• WHAT IS EXPECTED
Locate all lines in the data below that hold "this" and show them.

★ ★ ★ ★ ★ ★ ★

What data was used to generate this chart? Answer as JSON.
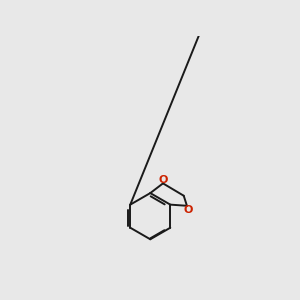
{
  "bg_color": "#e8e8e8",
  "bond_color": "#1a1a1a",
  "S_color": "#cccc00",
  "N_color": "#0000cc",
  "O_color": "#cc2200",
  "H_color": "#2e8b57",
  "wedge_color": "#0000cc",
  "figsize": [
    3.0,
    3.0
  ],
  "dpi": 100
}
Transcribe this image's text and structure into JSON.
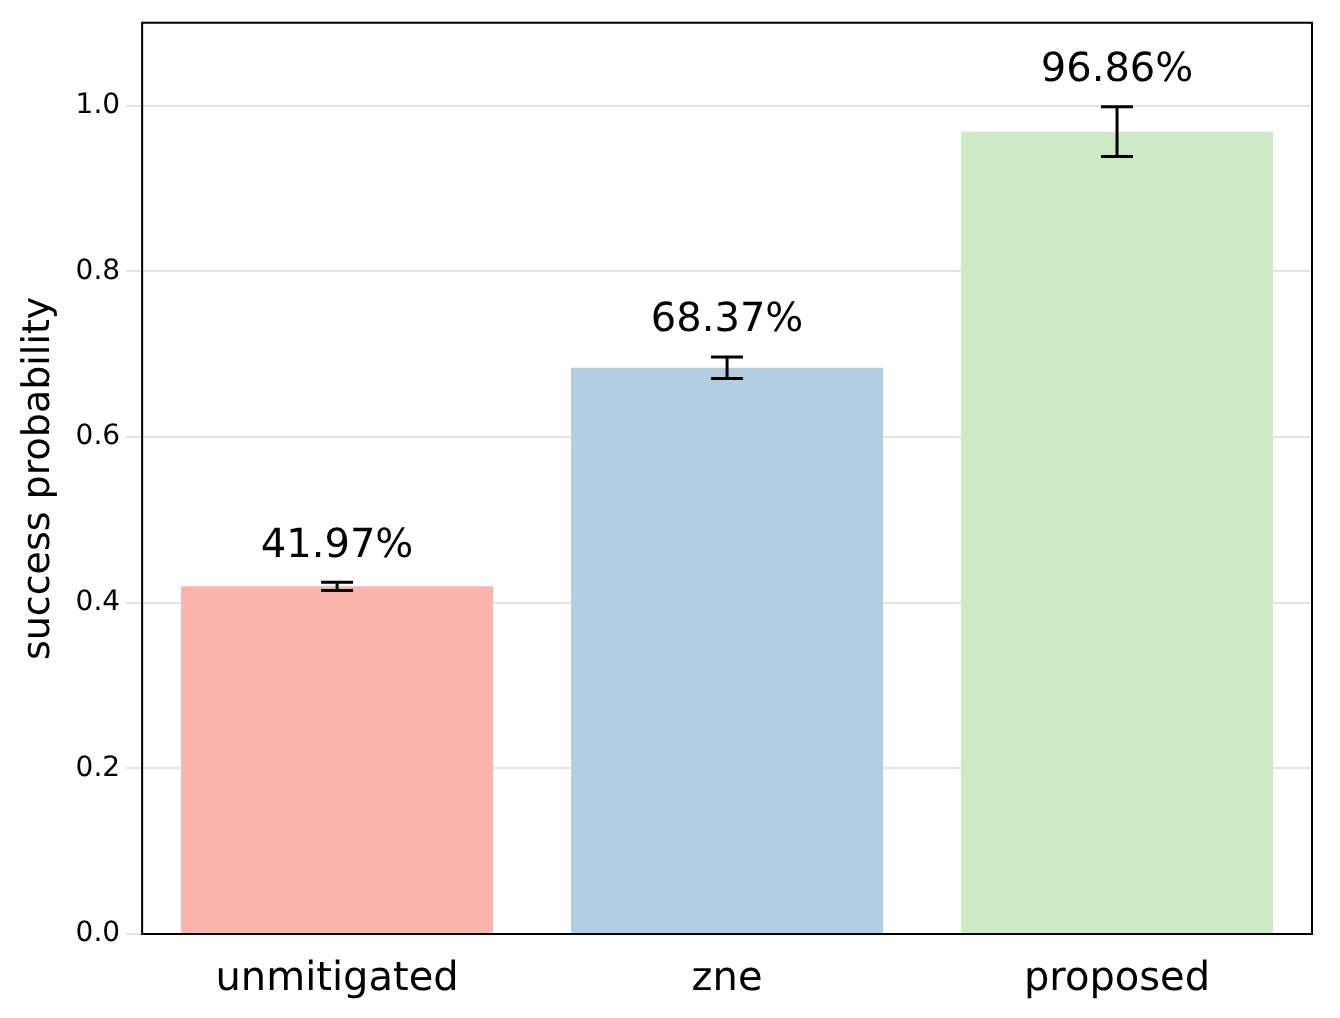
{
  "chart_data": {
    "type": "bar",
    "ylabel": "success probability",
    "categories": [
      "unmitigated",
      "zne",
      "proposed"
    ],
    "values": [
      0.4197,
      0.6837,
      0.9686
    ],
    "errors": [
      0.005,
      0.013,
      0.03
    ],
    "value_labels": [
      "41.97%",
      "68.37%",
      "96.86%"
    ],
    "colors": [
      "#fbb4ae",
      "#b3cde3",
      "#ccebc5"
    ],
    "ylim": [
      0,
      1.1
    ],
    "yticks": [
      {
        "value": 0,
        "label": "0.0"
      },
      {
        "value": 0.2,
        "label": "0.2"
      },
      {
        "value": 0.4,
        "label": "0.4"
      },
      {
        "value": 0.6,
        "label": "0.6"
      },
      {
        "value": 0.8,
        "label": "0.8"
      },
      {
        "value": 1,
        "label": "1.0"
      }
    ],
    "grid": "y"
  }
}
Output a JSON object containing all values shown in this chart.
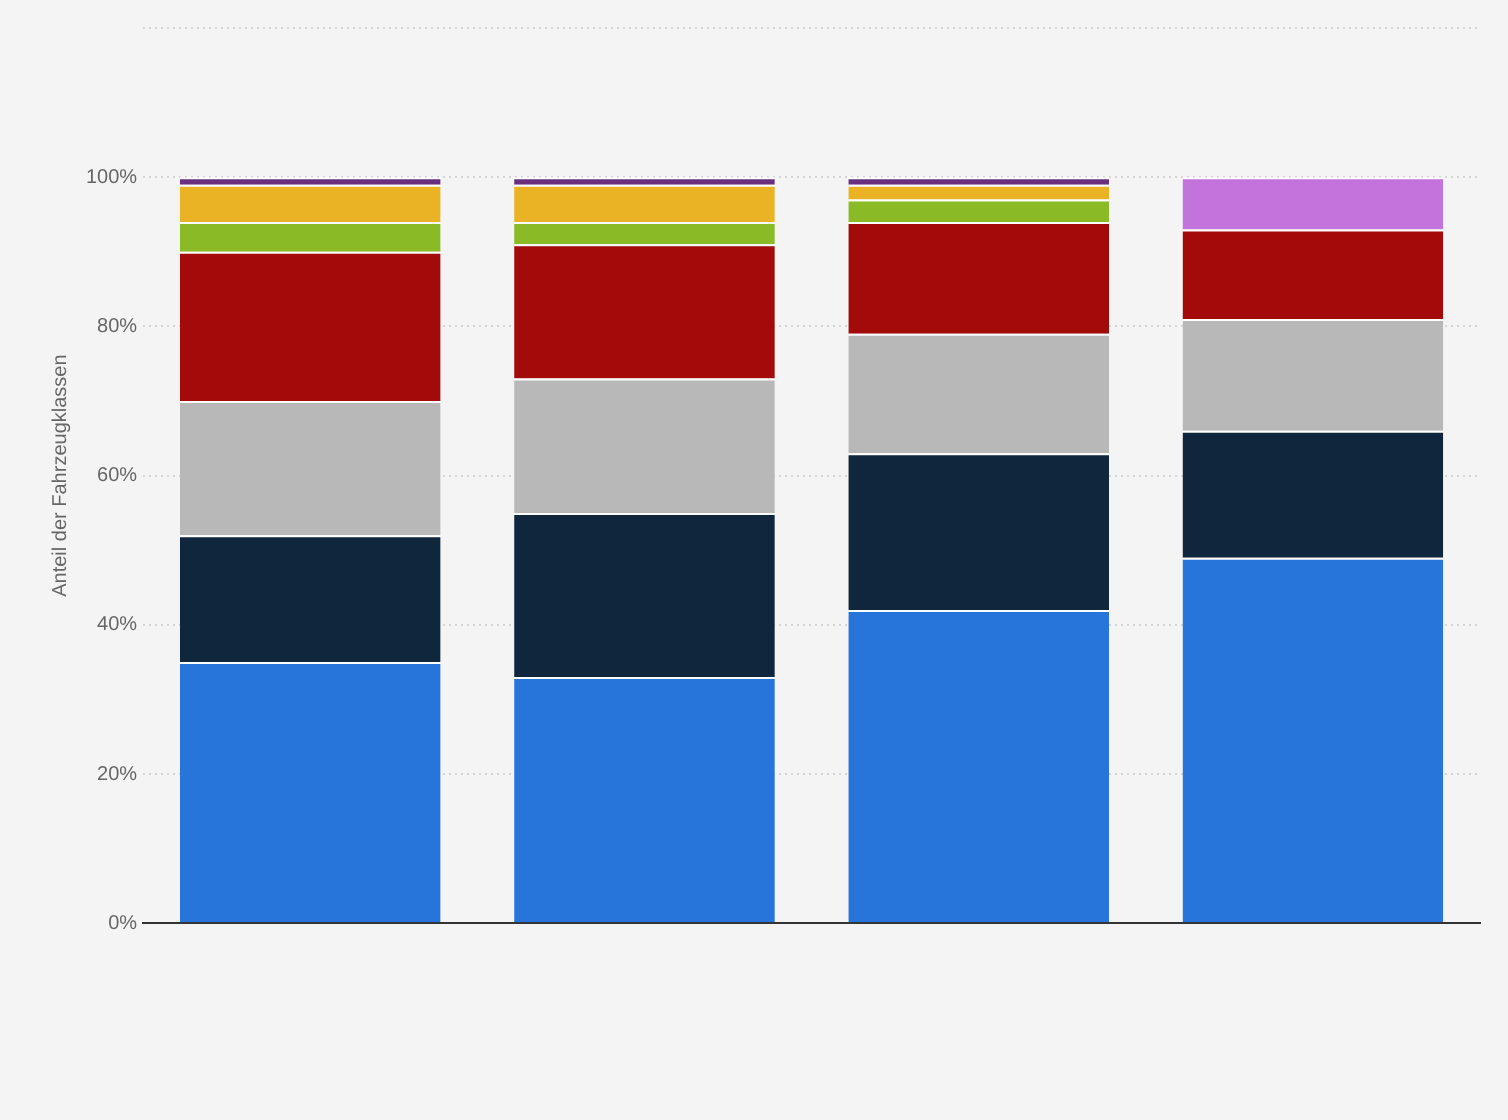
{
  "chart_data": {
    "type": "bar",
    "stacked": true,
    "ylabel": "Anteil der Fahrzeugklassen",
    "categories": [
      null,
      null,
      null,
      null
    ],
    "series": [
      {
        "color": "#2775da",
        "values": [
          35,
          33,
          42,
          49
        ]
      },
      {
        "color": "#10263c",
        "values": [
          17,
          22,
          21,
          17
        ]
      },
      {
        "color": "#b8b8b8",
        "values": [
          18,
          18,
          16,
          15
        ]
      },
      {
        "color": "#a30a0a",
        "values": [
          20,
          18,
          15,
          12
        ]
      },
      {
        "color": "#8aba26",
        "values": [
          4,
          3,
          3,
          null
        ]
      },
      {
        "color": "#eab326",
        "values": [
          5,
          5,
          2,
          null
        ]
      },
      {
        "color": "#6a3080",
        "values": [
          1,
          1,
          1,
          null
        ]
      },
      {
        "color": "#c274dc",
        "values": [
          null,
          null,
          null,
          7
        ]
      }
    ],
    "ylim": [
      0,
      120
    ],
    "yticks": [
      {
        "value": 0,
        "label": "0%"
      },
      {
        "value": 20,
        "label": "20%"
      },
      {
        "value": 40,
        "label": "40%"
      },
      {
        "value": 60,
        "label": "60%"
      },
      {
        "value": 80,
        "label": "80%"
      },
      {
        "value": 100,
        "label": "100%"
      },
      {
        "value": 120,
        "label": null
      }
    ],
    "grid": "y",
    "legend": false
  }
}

★ ★ ★ ★ ★ ★ ★

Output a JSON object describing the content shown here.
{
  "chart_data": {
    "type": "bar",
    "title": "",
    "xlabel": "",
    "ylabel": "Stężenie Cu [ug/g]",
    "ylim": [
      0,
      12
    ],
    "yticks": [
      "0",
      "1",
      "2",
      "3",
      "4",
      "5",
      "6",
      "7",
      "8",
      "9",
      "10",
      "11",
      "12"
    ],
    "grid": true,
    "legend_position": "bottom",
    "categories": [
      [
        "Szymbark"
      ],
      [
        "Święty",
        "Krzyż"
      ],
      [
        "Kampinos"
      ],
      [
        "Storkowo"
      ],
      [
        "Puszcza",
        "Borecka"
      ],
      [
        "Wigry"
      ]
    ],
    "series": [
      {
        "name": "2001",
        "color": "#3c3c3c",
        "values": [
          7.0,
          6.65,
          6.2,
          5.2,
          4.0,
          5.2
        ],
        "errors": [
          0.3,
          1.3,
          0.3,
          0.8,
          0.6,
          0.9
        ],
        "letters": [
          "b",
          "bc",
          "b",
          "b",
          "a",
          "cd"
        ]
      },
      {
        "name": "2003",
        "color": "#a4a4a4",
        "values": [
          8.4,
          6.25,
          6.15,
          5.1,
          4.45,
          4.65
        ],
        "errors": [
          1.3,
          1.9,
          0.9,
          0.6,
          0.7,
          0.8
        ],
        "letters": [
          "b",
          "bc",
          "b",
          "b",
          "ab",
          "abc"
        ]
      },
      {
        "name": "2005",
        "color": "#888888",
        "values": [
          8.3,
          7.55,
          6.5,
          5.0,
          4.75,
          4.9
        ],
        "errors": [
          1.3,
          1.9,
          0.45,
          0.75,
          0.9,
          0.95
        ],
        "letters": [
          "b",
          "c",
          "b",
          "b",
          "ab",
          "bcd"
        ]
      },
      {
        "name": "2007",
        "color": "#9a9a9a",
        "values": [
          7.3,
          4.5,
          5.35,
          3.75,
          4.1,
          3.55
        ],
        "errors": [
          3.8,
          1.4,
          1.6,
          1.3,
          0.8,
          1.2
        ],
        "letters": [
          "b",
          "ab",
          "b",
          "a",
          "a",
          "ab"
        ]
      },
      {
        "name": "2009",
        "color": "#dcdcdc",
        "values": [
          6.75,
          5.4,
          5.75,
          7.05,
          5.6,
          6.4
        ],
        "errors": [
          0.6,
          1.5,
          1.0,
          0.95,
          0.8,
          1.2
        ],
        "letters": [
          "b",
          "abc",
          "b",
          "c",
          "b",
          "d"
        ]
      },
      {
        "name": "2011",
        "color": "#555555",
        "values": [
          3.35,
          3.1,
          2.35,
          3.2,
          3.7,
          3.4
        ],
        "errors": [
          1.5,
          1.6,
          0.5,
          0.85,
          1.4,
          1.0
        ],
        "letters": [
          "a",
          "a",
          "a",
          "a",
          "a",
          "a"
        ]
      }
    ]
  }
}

★ ★ ★ ★ ★ ★ ★

• REPLY
What data was used to generate this chart? Answer as JSON.
Transcribe this image's text and structure into JSON.
Output a JSON object containing all values shown in this chart.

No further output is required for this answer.